[SUPPLIED RECORDS]
----------
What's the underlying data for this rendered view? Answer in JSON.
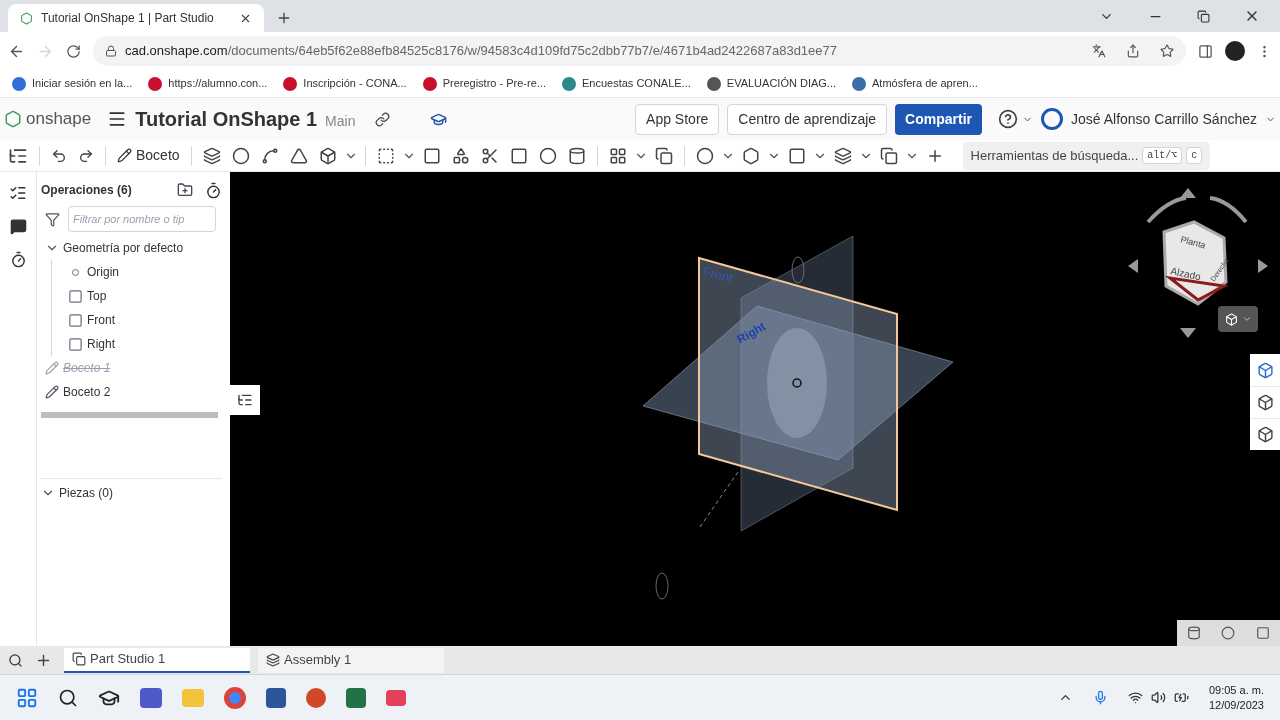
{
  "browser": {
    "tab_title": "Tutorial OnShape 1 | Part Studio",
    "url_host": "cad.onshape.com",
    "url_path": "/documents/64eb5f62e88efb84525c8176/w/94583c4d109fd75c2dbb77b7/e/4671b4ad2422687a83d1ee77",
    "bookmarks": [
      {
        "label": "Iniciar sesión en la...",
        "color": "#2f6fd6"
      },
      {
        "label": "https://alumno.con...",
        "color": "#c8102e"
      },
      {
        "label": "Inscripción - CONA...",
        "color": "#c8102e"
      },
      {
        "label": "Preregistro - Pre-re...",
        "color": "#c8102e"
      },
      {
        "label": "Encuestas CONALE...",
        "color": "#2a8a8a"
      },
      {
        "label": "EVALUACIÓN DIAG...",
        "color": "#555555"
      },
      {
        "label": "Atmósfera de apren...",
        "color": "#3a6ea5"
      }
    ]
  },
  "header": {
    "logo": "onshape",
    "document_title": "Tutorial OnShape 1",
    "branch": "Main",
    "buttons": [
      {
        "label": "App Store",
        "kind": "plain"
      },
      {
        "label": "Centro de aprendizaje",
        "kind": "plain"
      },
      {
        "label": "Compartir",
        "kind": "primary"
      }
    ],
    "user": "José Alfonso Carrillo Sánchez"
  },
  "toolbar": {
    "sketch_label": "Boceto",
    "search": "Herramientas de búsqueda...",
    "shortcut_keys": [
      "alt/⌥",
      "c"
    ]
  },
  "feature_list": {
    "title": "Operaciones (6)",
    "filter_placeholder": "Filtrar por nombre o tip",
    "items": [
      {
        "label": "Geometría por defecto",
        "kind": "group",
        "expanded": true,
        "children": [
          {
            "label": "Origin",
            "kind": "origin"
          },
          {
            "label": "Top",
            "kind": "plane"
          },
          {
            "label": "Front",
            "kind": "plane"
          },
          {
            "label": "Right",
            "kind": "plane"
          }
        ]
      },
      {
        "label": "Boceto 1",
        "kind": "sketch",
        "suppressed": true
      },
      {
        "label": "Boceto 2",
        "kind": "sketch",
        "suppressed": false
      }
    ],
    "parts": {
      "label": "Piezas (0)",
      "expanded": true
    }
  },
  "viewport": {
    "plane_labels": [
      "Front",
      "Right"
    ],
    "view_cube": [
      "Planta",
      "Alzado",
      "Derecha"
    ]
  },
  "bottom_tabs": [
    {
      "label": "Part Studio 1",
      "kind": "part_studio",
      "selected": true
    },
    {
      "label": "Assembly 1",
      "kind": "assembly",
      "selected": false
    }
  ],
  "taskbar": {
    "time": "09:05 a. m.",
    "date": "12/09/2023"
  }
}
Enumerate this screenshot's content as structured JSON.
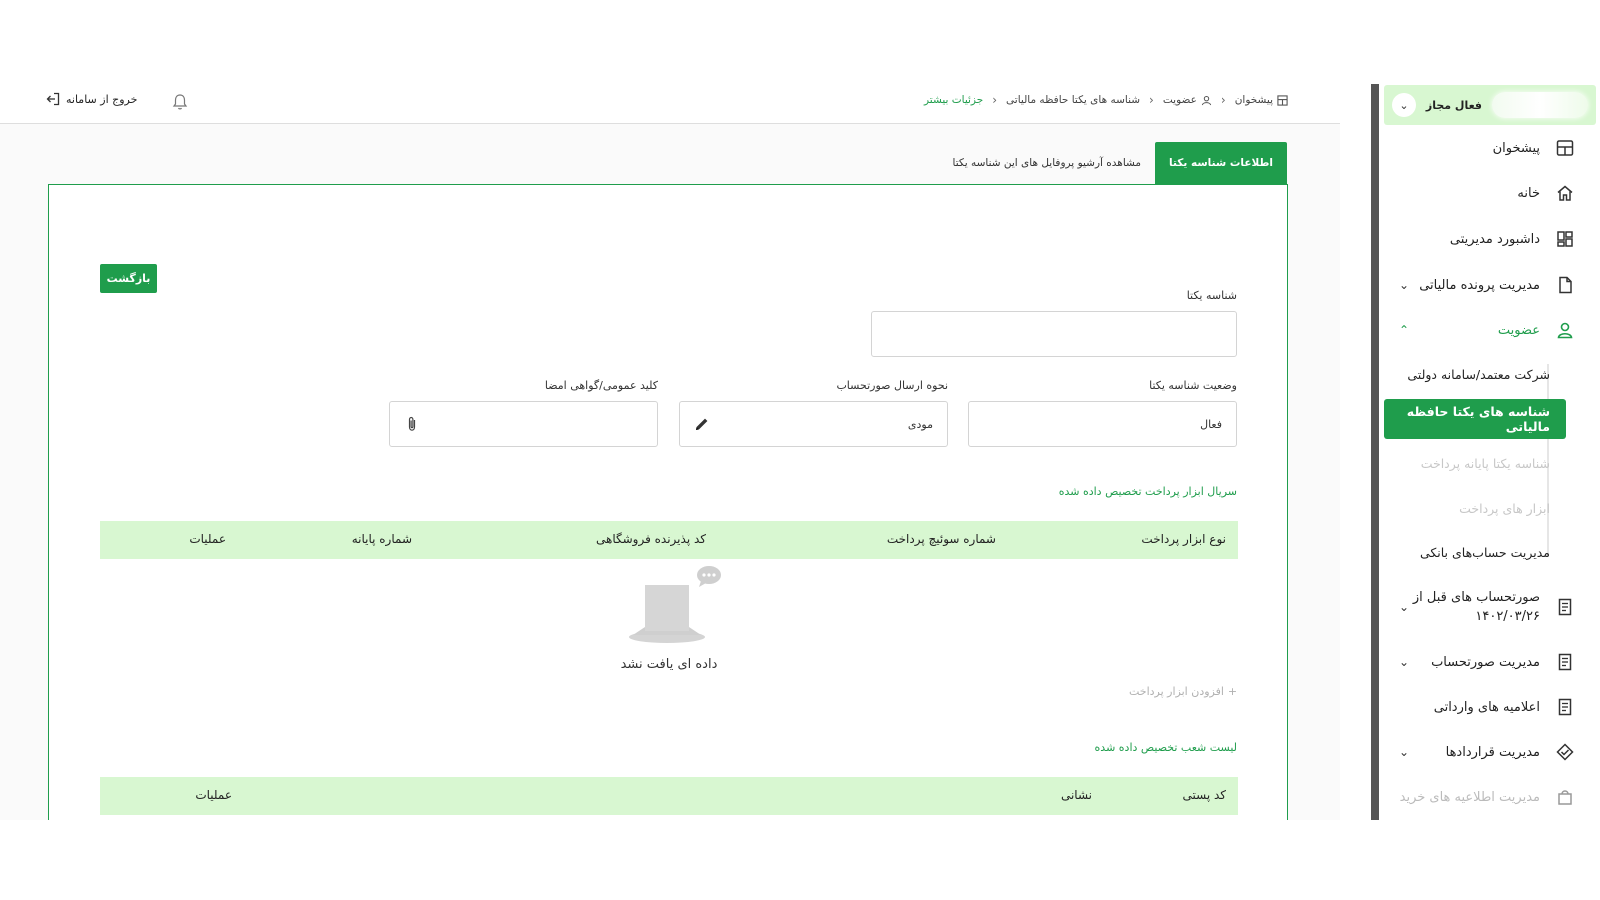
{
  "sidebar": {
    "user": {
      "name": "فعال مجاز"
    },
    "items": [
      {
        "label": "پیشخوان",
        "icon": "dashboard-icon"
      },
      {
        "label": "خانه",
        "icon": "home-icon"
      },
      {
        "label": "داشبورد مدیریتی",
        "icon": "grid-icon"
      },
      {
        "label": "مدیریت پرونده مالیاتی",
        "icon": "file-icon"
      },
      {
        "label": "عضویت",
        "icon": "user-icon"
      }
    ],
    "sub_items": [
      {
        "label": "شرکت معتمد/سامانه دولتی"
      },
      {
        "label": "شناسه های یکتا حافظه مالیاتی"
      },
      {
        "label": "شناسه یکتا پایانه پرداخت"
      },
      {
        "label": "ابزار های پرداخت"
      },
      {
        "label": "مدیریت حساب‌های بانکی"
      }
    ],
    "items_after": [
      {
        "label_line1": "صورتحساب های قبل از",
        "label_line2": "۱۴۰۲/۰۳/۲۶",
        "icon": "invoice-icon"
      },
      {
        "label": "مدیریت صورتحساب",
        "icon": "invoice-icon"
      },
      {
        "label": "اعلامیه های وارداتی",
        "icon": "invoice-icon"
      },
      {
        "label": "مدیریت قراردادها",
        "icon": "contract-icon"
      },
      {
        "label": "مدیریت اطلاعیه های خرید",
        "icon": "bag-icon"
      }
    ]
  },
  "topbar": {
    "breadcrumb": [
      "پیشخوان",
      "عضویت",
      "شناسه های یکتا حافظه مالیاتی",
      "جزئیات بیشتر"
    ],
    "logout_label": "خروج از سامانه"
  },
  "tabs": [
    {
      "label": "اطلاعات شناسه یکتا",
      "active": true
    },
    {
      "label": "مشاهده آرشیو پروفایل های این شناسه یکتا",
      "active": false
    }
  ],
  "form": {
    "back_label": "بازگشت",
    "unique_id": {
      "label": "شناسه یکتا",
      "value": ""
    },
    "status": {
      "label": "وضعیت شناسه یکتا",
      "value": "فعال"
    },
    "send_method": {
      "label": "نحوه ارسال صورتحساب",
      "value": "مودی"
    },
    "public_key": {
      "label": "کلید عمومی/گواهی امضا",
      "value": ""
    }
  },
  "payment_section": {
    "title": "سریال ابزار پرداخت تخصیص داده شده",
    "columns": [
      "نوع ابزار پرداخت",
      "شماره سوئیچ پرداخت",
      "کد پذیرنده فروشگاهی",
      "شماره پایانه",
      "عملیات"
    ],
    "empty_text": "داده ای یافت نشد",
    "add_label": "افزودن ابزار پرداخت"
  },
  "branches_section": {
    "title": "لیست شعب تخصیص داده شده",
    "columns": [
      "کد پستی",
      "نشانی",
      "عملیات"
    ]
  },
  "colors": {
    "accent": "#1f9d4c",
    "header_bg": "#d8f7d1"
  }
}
----------
[WHAT YOU WILL DO]
Leave out the pictures, and give all the records again exactly.

[ANSWER BELOW]
What's the underlying data for this rendered view? Answer in JSON.
{
  "browser": {
    "tab_title": "Tutorial OnShape 1 | Part Studio",
    "url_host": "cad.onshape.com",
    "url_path": "/documents/64eb5f62e88efb84525c8176/w/94583c4d109fd75c2dbb77b7/e/4671b4ad2422687a83d1ee77",
    "bookmarks": [
      {
        "label": "Iniciar sesión en la...",
        "color": "#2f6fd6"
      },
      {
        "label": "https://alumno.con...",
        "color": "#c8102e"
      },
      {
        "label": "Inscripción - CONA...",
        "color": "#c8102e"
      },
      {
        "label": "Preregistro - Pre-re...",
        "color": "#c8102e"
      },
      {
        "label": "Encuestas CONALE...",
        "color": "#2a8a8a"
      },
      {
        "label": "EVALUACIÓN DIAG...",
        "color": "#555555"
      },
      {
        "label": "Atmósfera de apren...",
        "color": "#3a6ea5"
      }
    ]
  },
  "header": {
    "logo": "onshape",
    "document_title": "Tutorial OnShape 1",
    "branch": "Main",
    "buttons": [
      {
        "label": "App Store",
        "kind": "plain"
      },
      {
        "label": "Centro de aprendizaje",
        "kind": "plain"
      },
      {
        "label": "Compartir",
        "kind": "primary"
      }
    ],
    "user": "José Alfonso Carrillo Sánchez"
  },
  "toolbar": {
    "sketch_label": "Boceto",
    "search": "Herramientas de búsqueda...",
    "shortcut_keys": [
      "alt/⌥",
      "c"
    ]
  },
  "feature_list": {
    "title": "Operaciones (6)",
    "filter_placeholder": "Filtrar por nombre o tip",
    "items": [
      {
        "label": "Geometría por defecto",
        "kind": "group",
        "expanded": true,
        "children": [
          {
            "label": "Origin",
            "kind": "origin"
          },
          {
            "label": "Top",
            "kind": "plane"
          },
          {
            "label": "Front",
            "kind": "plane"
          },
          {
            "label": "Right",
            "kind": "plane"
          }
        ]
      },
      {
        "label": "Boceto 1",
        "kind": "sketch",
        "suppressed": true
      },
      {
        "label": "Boceto 2",
        "kind": "sketch",
        "suppressed": false
      }
    ],
    "parts": {
      "label": "Piezas (0)",
      "expanded": true
    }
  },
  "viewport": {
    "plane_labels": [
      "Front",
      "Right"
    ],
    "view_cube": [
      "Planta",
      "Alzado",
      "Derecha"
    ]
  },
  "bottom_tabs": [
    {
      "label": "Part Studio 1",
      "kind": "part_studio",
      "selected": true
    },
    {
      "label": "Assembly 1",
      "kind": "assembly",
      "selected": false
    }
  ],
  "taskbar": {
    "time": "09:05 a. m.",
    "date": "12/09/2023"
  }
}
Enumerate this screenshot's content as structured JSON.
{
  "sidebar": {
    "user": {
      "name": "فعال مجاز"
    },
    "items": [
      {
        "label": "پیشخوان",
        "icon": "dashboard-icon"
      },
      {
        "label": "خانه",
        "icon": "home-icon"
      },
      {
        "label": "داشبورد مدیریتی",
        "icon": "grid-icon"
      },
      {
        "label": "مدیریت پرونده مالیاتی",
        "icon": "file-icon"
      },
      {
        "label": "عضویت",
        "icon": "user-icon"
      }
    ],
    "sub_items": [
      {
        "label": "شرکت معتمد/سامانه دولتی"
      },
      {
        "label": "شناسه های یکتا حافظه مالیاتی"
      },
      {
        "label": "شناسه یکتا پایانه پرداخت"
      },
      {
        "label": "ابزار های پرداخت"
      },
      {
        "label": "مدیریت حساب‌های بانکی"
      }
    ],
    "items_after": [
      {
        "label_line1": "صورتحساب های قبل از",
        "label_line2": "۱۴۰۲/۰۳/۲۶",
        "icon": "invoice-icon"
      },
      {
        "label": "مدیریت صورتحساب",
        "icon": "invoice-icon"
      },
      {
        "label": "اعلامیه های وارداتی",
        "icon": "invoice-icon"
      },
      {
        "label": "مدیریت قراردادها",
        "icon": "contract-icon"
      },
      {
        "label": "مدیریت اطلاعیه های خرید",
        "icon": "bag-icon"
      }
    ]
  },
  "topbar": {
    "breadcrumb": [
      "پیشخوان",
      "عضویت",
      "شناسه های یکتا حافظه مالیاتی",
      "جزئیات بیشتر"
    ],
    "logout_label": "خروج از سامانه"
  },
  "tabs": [
    {
      "label": "اطلاعات شناسه یکتا",
      "active": true
    },
    {
      "label": "مشاهده آرشیو پروفایل های این شناسه یکتا",
      "active": false
    }
  ],
  "form": {
    "back_label": "بازگشت",
    "unique_id": {
      "label": "شناسه یکتا",
      "value": ""
    },
    "status": {
      "label": "وضعیت شناسه یکتا",
      "value": "فعال"
    },
    "send_method": {
      "label": "نحوه ارسال صورتحساب",
      "value": "مودی"
    },
    "public_key": {
      "label": "کلید عمومی/گواهی امضا",
      "value": ""
    }
  },
  "payment_section": {
    "title": "سریال ابزار پرداخت تخصیص داده شده",
    "columns": [
      "نوع ابزار پرداخت",
      "شماره سوئیچ پرداخت",
      "کد پذیرنده فروشگاهی",
      "شماره پایانه",
      "عملیات"
    ],
    "empty_text": "داده ای یافت نشد",
    "add_label": "افزودن ابزار پرداخت"
  },
  "branches_section": {
    "title": "لیست شعب تخصیص داده شده",
    "columns": [
      "کد پستی",
      "نشانی",
      "عملیات"
    ]
  },
  "colors": {
    "accent": "#1f9d4c",
    "header_bg": "#d8f7d1"
  }
}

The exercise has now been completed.